**Task description:**
Return the whole listing, keeping every character the same.

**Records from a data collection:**
* Begin *
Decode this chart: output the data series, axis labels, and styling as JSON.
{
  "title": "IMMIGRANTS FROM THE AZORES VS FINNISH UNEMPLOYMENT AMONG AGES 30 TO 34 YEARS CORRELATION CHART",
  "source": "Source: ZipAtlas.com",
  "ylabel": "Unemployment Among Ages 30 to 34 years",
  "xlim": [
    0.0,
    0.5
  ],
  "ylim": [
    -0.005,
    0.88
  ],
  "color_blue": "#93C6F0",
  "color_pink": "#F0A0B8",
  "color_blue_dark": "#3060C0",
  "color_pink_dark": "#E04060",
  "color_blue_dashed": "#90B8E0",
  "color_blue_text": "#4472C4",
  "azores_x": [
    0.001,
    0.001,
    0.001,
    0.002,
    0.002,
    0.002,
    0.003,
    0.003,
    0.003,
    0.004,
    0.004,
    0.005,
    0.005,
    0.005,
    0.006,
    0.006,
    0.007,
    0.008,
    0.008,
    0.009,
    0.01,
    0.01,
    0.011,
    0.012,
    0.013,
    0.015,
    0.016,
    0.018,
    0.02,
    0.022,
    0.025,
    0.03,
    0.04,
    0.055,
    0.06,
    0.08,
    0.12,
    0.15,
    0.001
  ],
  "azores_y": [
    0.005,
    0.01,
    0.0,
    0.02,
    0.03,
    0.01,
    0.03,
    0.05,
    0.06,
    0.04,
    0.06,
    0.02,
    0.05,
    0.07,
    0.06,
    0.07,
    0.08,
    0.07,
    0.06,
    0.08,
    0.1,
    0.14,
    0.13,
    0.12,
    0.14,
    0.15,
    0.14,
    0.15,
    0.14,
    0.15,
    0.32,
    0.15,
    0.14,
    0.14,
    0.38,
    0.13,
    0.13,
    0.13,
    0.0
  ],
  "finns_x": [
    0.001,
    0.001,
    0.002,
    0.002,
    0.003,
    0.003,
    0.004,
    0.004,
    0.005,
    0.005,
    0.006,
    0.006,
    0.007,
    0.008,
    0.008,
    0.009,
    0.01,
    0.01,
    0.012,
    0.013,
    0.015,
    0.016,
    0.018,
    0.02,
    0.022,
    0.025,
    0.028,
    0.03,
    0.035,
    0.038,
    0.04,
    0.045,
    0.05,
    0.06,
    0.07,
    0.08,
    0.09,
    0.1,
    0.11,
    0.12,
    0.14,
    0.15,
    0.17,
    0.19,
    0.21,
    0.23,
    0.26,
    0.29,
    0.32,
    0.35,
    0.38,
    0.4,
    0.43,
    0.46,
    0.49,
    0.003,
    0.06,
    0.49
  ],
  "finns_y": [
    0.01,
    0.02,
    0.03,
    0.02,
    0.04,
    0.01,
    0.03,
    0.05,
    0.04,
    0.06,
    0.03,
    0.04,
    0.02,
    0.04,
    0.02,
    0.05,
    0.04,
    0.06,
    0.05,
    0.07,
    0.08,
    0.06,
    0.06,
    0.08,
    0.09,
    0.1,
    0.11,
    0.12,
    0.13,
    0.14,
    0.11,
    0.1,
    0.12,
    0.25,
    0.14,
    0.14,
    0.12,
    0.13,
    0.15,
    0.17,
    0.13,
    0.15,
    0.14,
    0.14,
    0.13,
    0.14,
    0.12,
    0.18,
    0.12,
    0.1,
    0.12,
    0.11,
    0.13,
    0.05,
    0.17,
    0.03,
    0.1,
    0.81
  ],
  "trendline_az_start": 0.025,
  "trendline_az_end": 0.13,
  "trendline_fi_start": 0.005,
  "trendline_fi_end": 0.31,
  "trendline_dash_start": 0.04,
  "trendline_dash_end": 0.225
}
* End *
**Written response:**
Decode this chart: output the data series, axis labels, and styling as JSON.
{
  "title": "IMMIGRANTS FROM THE AZORES VS FINNISH UNEMPLOYMENT AMONG AGES 30 TO 34 YEARS CORRELATION CHART",
  "source": "Source: ZipAtlas.com",
  "ylabel": "Unemployment Among Ages 30 to 34 years",
  "xlim": [
    0.0,
    0.5
  ],
  "ylim": [
    -0.005,
    0.88
  ],
  "color_blue": "#93C6F0",
  "color_pink": "#F0A0B8",
  "color_blue_dark": "#3060C0",
  "color_pink_dark": "#E04060",
  "color_blue_dashed": "#90B8E0",
  "color_blue_text": "#4472C4",
  "azores_x": [
    0.001,
    0.001,
    0.001,
    0.002,
    0.002,
    0.002,
    0.003,
    0.003,
    0.003,
    0.004,
    0.004,
    0.005,
    0.005,
    0.005,
    0.006,
    0.006,
    0.007,
    0.008,
    0.008,
    0.009,
    0.01,
    0.01,
    0.011,
    0.012,
    0.013,
    0.015,
    0.016,
    0.018,
    0.02,
    0.022,
    0.025,
    0.03,
    0.04,
    0.055,
    0.06,
    0.08,
    0.12,
    0.15,
    0.001
  ],
  "azores_y": [
    0.005,
    0.01,
    0.0,
    0.02,
    0.03,
    0.01,
    0.03,
    0.05,
    0.06,
    0.04,
    0.06,
    0.02,
    0.05,
    0.07,
    0.06,
    0.07,
    0.08,
    0.07,
    0.06,
    0.08,
    0.1,
    0.14,
    0.13,
    0.12,
    0.14,
    0.15,
    0.14,
    0.15,
    0.14,
    0.15,
    0.32,
    0.15,
    0.14,
    0.14,
    0.38,
    0.13,
    0.13,
    0.13,
    0.0
  ],
  "finns_x": [
    0.001,
    0.001,
    0.002,
    0.002,
    0.003,
    0.003,
    0.004,
    0.004,
    0.005,
    0.005,
    0.006,
    0.006,
    0.007,
    0.008,
    0.008,
    0.009,
    0.01,
    0.01,
    0.012,
    0.013,
    0.015,
    0.016,
    0.018,
    0.02,
    0.022,
    0.025,
    0.028,
    0.03,
    0.035,
    0.038,
    0.04,
    0.045,
    0.05,
    0.06,
    0.07,
    0.08,
    0.09,
    0.1,
    0.11,
    0.12,
    0.14,
    0.15,
    0.17,
    0.19,
    0.21,
    0.23,
    0.26,
    0.29,
    0.32,
    0.35,
    0.38,
    0.4,
    0.43,
    0.46,
    0.49,
    0.003,
    0.06,
    0.49
  ],
  "finns_y": [
    0.01,
    0.02,
    0.03,
    0.02,
    0.04,
    0.01,
    0.03,
    0.05,
    0.04,
    0.06,
    0.03,
    0.04,
    0.02,
    0.04,
    0.02,
    0.05,
    0.04,
    0.06,
    0.05,
    0.07,
    0.08,
    0.06,
    0.06,
    0.08,
    0.09,
    0.1,
    0.11,
    0.12,
    0.13,
    0.14,
    0.11,
    0.1,
    0.12,
    0.25,
    0.14,
    0.14,
    0.12,
    0.13,
    0.15,
    0.17,
    0.13,
    0.15,
    0.14,
    0.14,
    0.13,
    0.14,
    0.12,
    0.18,
    0.12,
    0.1,
    0.12,
    0.11,
    0.13,
    0.05,
    0.17,
    0.03,
    0.1,
    0.81
  ],
  "trendline_az_start": 0.025,
  "trendline_az_end": 0.13,
  "trendline_fi_start": 0.005,
  "trendline_fi_end": 0.31,
  "trendline_dash_start": 0.04,
  "trendline_dash_end": 0.225
}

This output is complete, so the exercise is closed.